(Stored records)
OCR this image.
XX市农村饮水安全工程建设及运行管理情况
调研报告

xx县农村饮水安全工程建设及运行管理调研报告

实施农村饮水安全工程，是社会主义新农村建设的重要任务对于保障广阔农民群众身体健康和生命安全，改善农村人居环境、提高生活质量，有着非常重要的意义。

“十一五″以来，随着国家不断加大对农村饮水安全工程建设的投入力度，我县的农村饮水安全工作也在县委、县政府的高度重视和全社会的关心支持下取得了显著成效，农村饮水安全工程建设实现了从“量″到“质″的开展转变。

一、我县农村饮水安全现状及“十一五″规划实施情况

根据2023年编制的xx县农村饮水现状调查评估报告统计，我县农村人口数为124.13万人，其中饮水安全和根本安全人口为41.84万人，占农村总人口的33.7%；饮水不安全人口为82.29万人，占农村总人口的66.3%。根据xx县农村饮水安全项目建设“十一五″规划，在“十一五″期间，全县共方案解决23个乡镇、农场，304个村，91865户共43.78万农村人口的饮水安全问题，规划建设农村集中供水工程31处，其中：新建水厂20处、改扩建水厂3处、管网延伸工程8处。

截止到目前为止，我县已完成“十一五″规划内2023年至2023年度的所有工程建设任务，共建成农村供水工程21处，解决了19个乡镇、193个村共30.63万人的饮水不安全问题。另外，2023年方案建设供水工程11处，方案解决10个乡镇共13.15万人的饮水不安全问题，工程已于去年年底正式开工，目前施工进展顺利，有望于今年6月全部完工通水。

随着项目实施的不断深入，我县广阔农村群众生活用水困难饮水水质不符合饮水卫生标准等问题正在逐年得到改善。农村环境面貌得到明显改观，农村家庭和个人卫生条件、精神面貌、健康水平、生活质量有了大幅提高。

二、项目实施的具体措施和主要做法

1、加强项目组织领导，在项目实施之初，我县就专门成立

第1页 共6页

Task to complete: Go through the material above line by line and copy it exactly.

Result of the exercise:
OCR this image.
XX市农村饮水安全工程建设及运行管理情况
调研报告

xx县农村饮水安全工程建设及运行管理调研报告

实施农村饮水安全工程，是社会主义新农村建设的重要任务对于保障广阔农民群众身体健康和生命安全，改善农村人居环境、提高生活质量，有着非常重要的意义。

“十一五″以来，随着国家不断加大对农村饮水安全工程建设的投入力度，我县的农村饮水安全工作也在县委、县政府的高度重视和全社会的关心支持下取得了显著成效，农村饮水安全工程建设实现了从“量″到“质″的开展转变。

一、我县农村饮水安全现状及“十一五″规划实施情况

根据2023年编制的xx县农村饮水现状调查评估报告统计，我县农村人口数为124.13万人，其中饮水安全和根本安全人口为41.84万人，占农村总人口的33.7%；饮水不安全人口为82.29万人，占农村总人口的66.3%。根据xx县农村饮水安全项目建设“十一五″规划，在“十一五″期间，全县共方案解决23个乡镇、农场，304个村，91865户共43.78万农村人口的饮水安全问题，规划建设农村集中供水工程31处，其中：新建水厂20处、改扩建水厂3处、管网延伸工程8处。

截止到目前为止，我县已完成“十一五″规划内2023年至2023年度的所有工程建设任务，共建成农村供水工程21处，解决了19个乡镇、193个村共30.63万人的饮水不安全问题。另外，2023年方案建设供水工程11处，方案解决10个乡镇共13.15万人的饮水不安全问题，工程已于去年年底正式开工，目前施工进展顺利，有望于今年6月全部完工通水。

随着项目实施的不断深入，我县广阔农村群众生活用水困难饮水水质不符合饮水卫生标准等问题正在逐年得到改善。农村环境面貌得到明显改观，农村家庭和个人卫生条件、精神面貌、健康水平、生活质量有了大幅提高。

二、项目实施的具体措施和主要做法

1、加强项目组织领导，在项目实施之初，我县就专门成立

第1页 共6页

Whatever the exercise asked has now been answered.